**** Data to use

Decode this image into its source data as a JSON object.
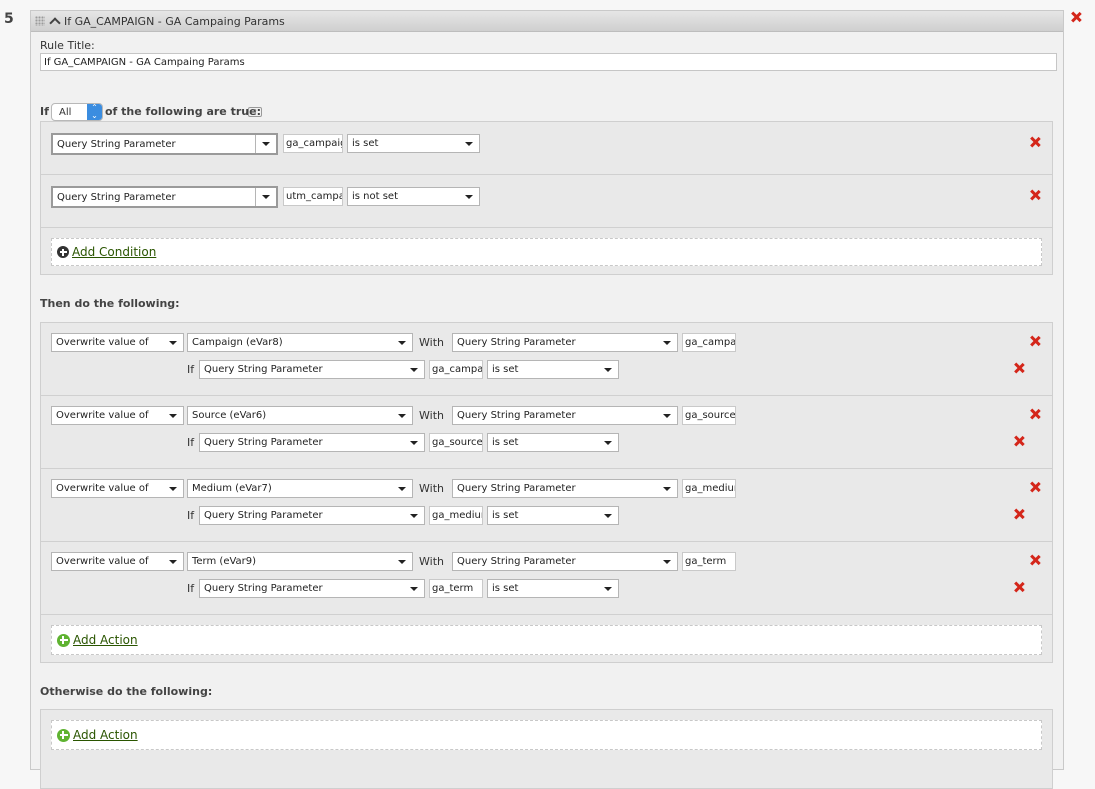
{
  "rule": {
    "number": "5",
    "header_title": "If GA_CAMPAIGN - GA Campaing Params",
    "title_label": "Rule Title:",
    "title_value": "If GA_CAMPAIGN - GA Campaing Params"
  },
  "conditions": {
    "if_label": "If",
    "match_select": "All",
    "suffix_label": "of the following are true:",
    "help_icon": "?",
    "rows": [
      {
        "type": "Query String Parameter",
        "param": "ga_campaign",
        "operator": "is set"
      },
      {
        "type": "Query String Parameter",
        "param": "utm_campaign",
        "operator": "is not set"
      }
    ],
    "add_label": "Add Condition"
  },
  "then": {
    "heading": "Then do the following:",
    "with_label": "With",
    "if_label": "If",
    "actions": [
      {
        "action": "Overwrite value of",
        "variable": "Campaign (eVar8)",
        "source": "Query String Parameter",
        "source_param": "ga_campaign",
        "cond_type": "Query String Parameter",
        "cond_param": "ga_campaign",
        "cond_operator": "is set"
      },
      {
        "action": "Overwrite value of",
        "variable": "Source (eVar6)",
        "source": "Query String Parameter",
        "source_param": "ga_source",
        "cond_type": "Query String Parameter",
        "cond_param": "ga_source",
        "cond_operator": "is set"
      },
      {
        "action": "Overwrite value of",
        "variable": "Medium (eVar7)",
        "source": "Query String Parameter",
        "source_param": "ga_medium",
        "cond_type": "Query String Parameter",
        "cond_param": "ga_medium",
        "cond_operator": "is set"
      },
      {
        "action": "Overwrite value of",
        "variable": "Term (eVar9)",
        "source": "Query String Parameter",
        "source_param": "ga_term",
        "cond_type": "Query String Parameter",
        "cond_param": "ga_term",
        "cond_operator": "is set"
      }
    ],
    "add_label": "Add Action"
  },
  "otherwise": {
    "heading": "Otherwise do the following:",
    "add_label": "Add Action"
  },
  "colors": {
    "remove": "#d4261a",
    "add_action_icon": "#5fb331",
    "link": "#2a5500",
    "select_accent": "#3b8de0"
  }
}
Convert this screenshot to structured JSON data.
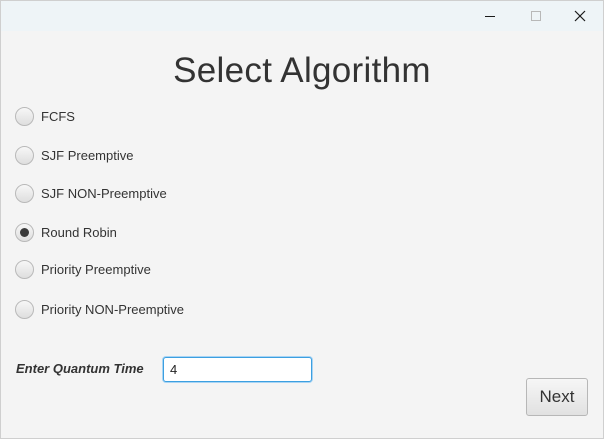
{
  "window": {
    "title": "",
    "controls": {
      "minimize_icon": "minimize-icon",
      "maximize_icon": "maximize-icon",
      "close_icon": "close-icon"
    }
  },
  "heading": "Select Algorithm",
  "algorithms": [
    {
      "label": "FCFS",
      "selected": false
    },
    {
      "label": "SJF Preemptive",
      "selected": false
    },
    {
      "label": "SJF NON-Preemptive",
      "selected": false
    },
    {
      "label": "Round Robin",
      "selected": true
    },
    {
      "label": "Priority Preemptive",
      "selected": false
    },
    {
      "label": "Priority NON-Preemptive",
      "selected": false
    }
  ],
  "quantum": {
    "label": "Enter Quantum Time",
    "value": "4"
  },
  "next_button": "Next",
  "colors": {
    "background": "#f4f4f4",
    "focus_border": "#3c9fe0",
    "text": "#333333"
  }
}
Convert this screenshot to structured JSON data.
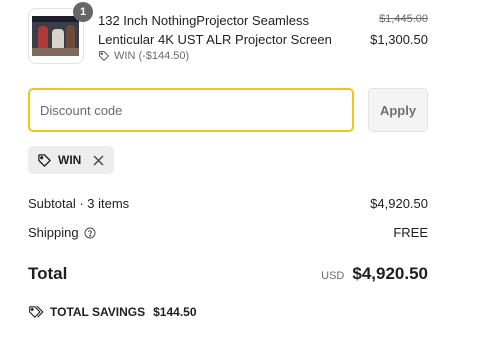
{
  "line_item": {
    "quantity": "1",
    "title": "132 Inch NothingProjector Seamless Lenticular 4K UST ALR Projector Screen",
    "discount_text": "WIN (-$144.50)",
    "original_price": "$1,445.00",
    "price": "$1,300.50",
    "icon": "tag-icon"
  },
  "discount": {
    "placeholder": "Discount code",
    "value": "",
    "apply_label": "Apply",
    "accent_color": "#f2c417",
    "applied_code": "WIN"
  },
  "summary": {
    "subtotal_label": "Subtotal · 3 items",
    "subtotal_value": "$4,920.50",
    "shipping_label": "Shipping",
    "shipping_value": "FREE",
    "total_label": "Total",
    "currency": "USD",
    "total_value": "$4,920.50",
    "savings_label": "TOTAL SAVINGS",
    "savings_value": "$144.50"
  }
}
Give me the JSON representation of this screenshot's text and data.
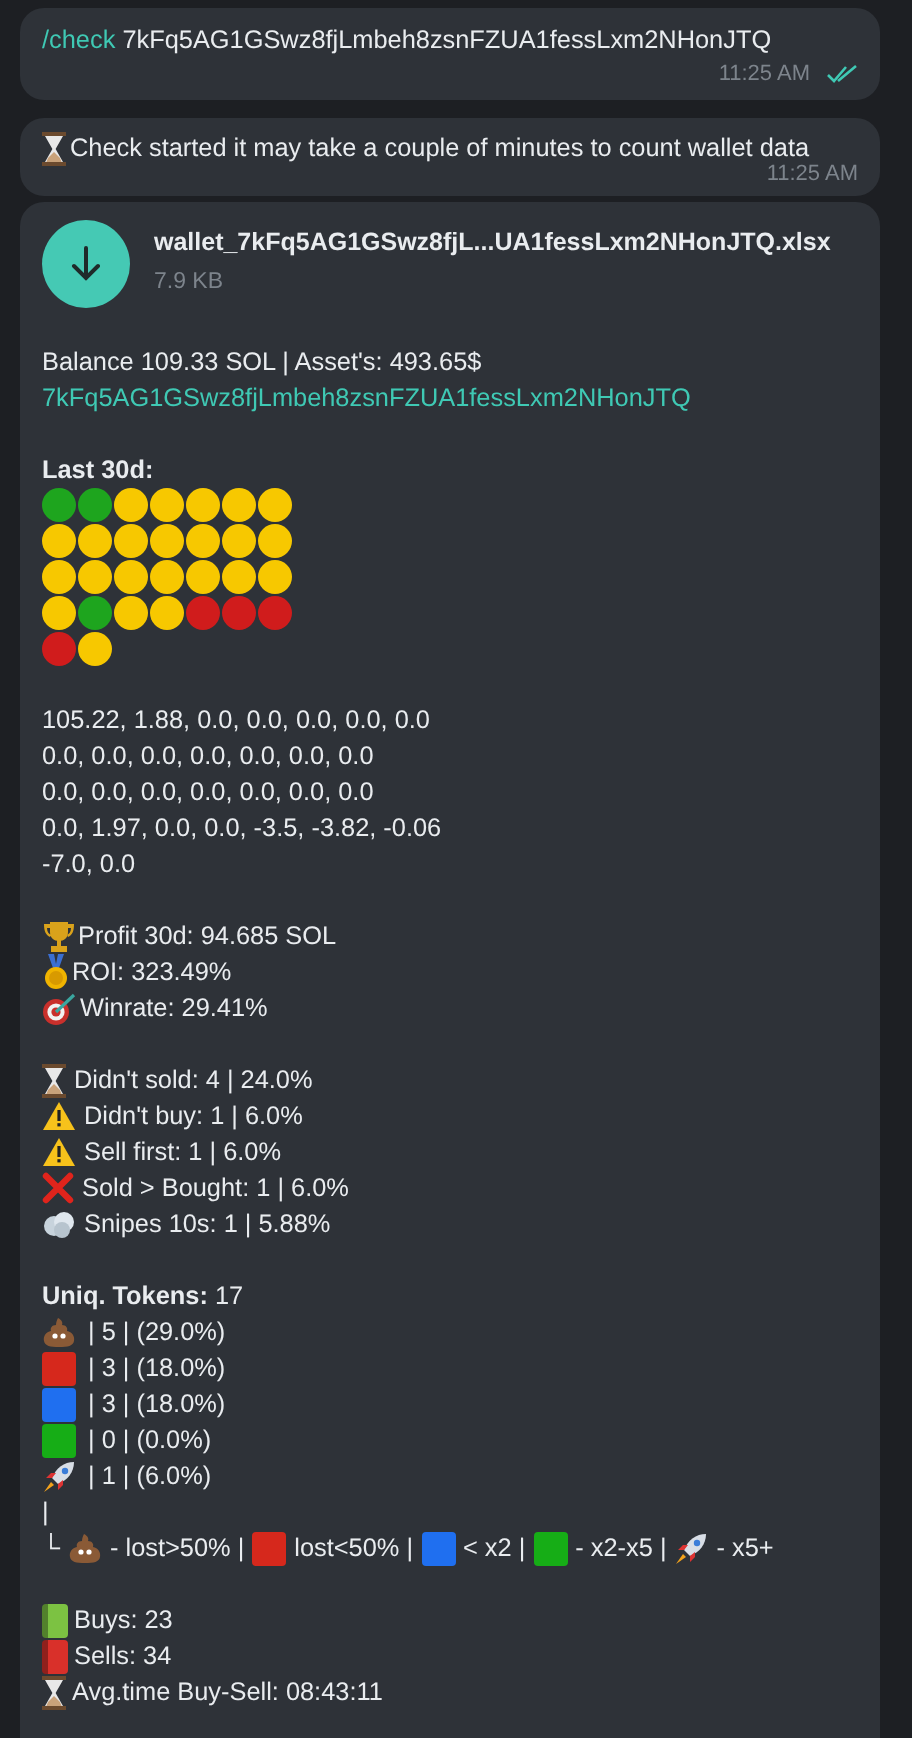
{
  "outgoing": {
    "command": "/check",
    "text": "7kFq5AG1GSwz8fjLmbeh8zsnFZUA1fessLxm2NHonJTQ",
    "time": "11:25 AM",
    "read": true
  },
  "notice": {
    "kind": "hourglass",
    "text": "Check started it may take a couple of minutes to count wallet data",
    "time": "11:25 AM"
  },
  "report": {
    "file": {
      "name": "wallet_7kFq5AG1GSwz8fjL...UA1fessLxm2NHonJTQ.xlsx",
      "size": "7.9 KB"
    },
    "balance": "Balance 109.33 SOL | Asset's: 493.65$",
    "address": "7kFq5AG1GSwz8fjLmbeh8zsnFZUA1fessLxm2NHonJTQ",
    "last30_label": "Last 30d:",
    "days": [
      {
        "color": "#1ea51e"
      },
      {
        "color": "#1ea51e"
      },
      {
        "color": "#f7c800"
      },
      {
        "color": "#f7c800"
      },
      {
        "color": "#f7c800"
      },
      {
        "color": "#f7c800"
      },
      {
        "color": "#f7c800"
      },
      {
        "color": "#f7c800"
      },
      {
        "color": "#f7c800"
      },
      {
        "color": "#f7c800"
      },
      {
        "color": "#f7c800"
      },
      {
        "color": "#f7c800"
      },
      {
        "color": "#f7c800"
      },
      {
        "color": "#f7c800"
      },
      {
        "color": "#f7c800"
      },
      {
        "color": "#f7c800"
      },
      {
        "color": "#f7c800"
      },
      {
        "color": "#f7c800"
      },
      {
        "color": "#f7c800"
      },
      {
        "color": "#f7c800"
      },
      {
        "color": "#f7c800"
      },
      {
        "color": "#f7c800"
      },
      {
        "color": "#1ea51e"
      },
      {
        "color": "#f7c800"
      },
      {
        "color": "#f7c800"
      },
      {
        "color": "#d01c1c"
      },
      {
        "color": "#d01c1c"
      },
      {
        "color": "#d01c1c"
      },
      {
        "color": "#d01c1c"
      },
      {
        "color": "#f7c800"
      }
    ],
    "pnl_lines": [
      "105.22, 1.88, 0.0, 0.0, 0.0, 0.0, 0.0",
      "0.0, 0.0, 0.0, 0.0, 0.0, 0.0, 0.0",
      "0.0, 0.0, 0.0, 0.0, 0.0, 0.0, 0.0",
      "0.0, 1.97, 0.0, 0.0, -3.5, -3.82, -0.06",
      "-7.0, 0.0"
    ],
    "stats": [
      {
        "kind": "trophy",
        "text": "Profit 30d: 94.685 SOL"
      },
      {
        "kind": "medal",
        "text": "ROI: 323.49%"
      },
      {
        "kind": "target",
        "text": "Winrate: 29.41%"
      }
    ],
    "checks": [
      {
        "kind": "hourglass",
        "text": "Didn't sold: 4 | 24.0%"
      },
      {
        "kind": "warning",
        "text": "Didn't buy: 1 | 6.0%"
      },
      {
        "kind": "warning",
        "text": "Sell first: 1 | 6.0%"
      },
      {
        "kind": "cross",
        "text": "Sold > Bought: 1 | 6.0%"
      },
      {
        "kind": "cloud",
        "text": "Snipes 10s: 1 | 5.88%"
      }
    ],
    "tokens_label": "**Uniq. Tokens:** 17",
    "tokens": [
      {
        "kind": "poop",
        "text": "| 5 | (29.0%)"
      },
      {
        "kind": "square",
        "color": "#d6281c",
        "text": "| 3 | (18.0%)"
      },
      {
        "kind": "square",
        "color": "#1f6ff0",
        "text": "| 3 | (18.0%)"
      },
      {
        "kind": "square",
        "color": "#16ad16",
        "text": "| 0 | (0.0%)"
      },
      {
        "kind": "rocket",
        "text": "| 1 | (6.0%)"
      }
    ],
    "pipe": "|",
    "legend": {
      "corner": "└",
      "items": [
        {
          "kind": "poop",
          "text": "- lost>50% |"
        },
        {
          "kind": "square",
          "color": "#d6281c",
          "text": "lost<50% |"
        },
        {
          "kind": "square",
          "color": "#1f6ff0",
          "text": "< x2 |"
        },
        {
          "kind": "square",
          "color": "#16ad16",
          "text": "- x2-x5 |"
        },
        {
          "kind": "rocket",
          "text": "- x5+"
        }
      ]
    },
    "trades": [
      {
        "kind": "book",
        "color": "#7cc242",
        "text": "Buys: 23"
      },
      {
        "kind": "book",
        "color": "#d9302a",
        "text": "Sells: 34"
      },
      {
        "kind": "hourglass",
        "text": "Avg.time Buy-Sell: 08:43:11"
      }
    ]
  }
}
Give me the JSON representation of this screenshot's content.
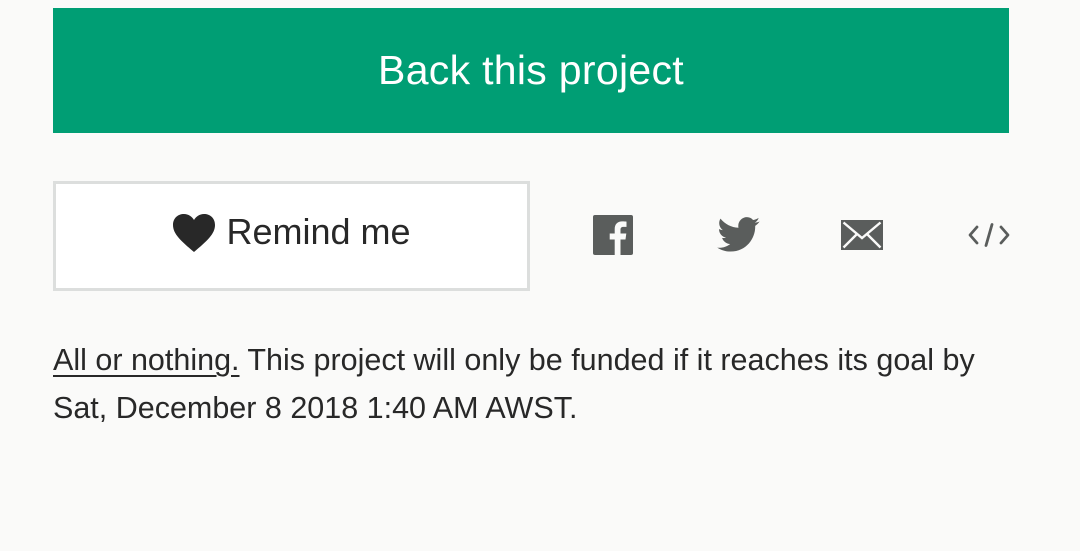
{
  "primary_cta": {
    "label": "Back this project"
  },
  "remind": {
    "label": "Remind me",
    "icon": "heart-icon"
  },
  "share": {
    "items": [
      {
        "name": "facebook",
        "icon": "facebook-icon"
      },
      {
        "name": "twitter",
        "icon": "twitter-icon"
      },
      {
        "name": "email",
        "icon": "mail-icon"
      },
      {
        "name": "embed",
        "icon": "embed-code-icon"
      }
    ]
  },
  "funding_note": {
    "link_text": "All or nothing.",
    "text": " This project will only be funded if it reaches its goal by Sat, December 8 2018 1:40 AM AWST."
  },
  "colors": {
    "primary": "#009e74",
    "text": "#282828",
    "icon": "#5a5d5c",
    "background": "#fafaf9",
    "border": "#dcdedd"
  }
}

********

**Requirement:**
Pull out the lines above in which the word "Params" appears.

**Result of this task:**
    "header_title": "If GA_CAMPAIGN - GA Campaing Params",
    "title_value": "If GA_CAMPAIGN - GA Campaing Params"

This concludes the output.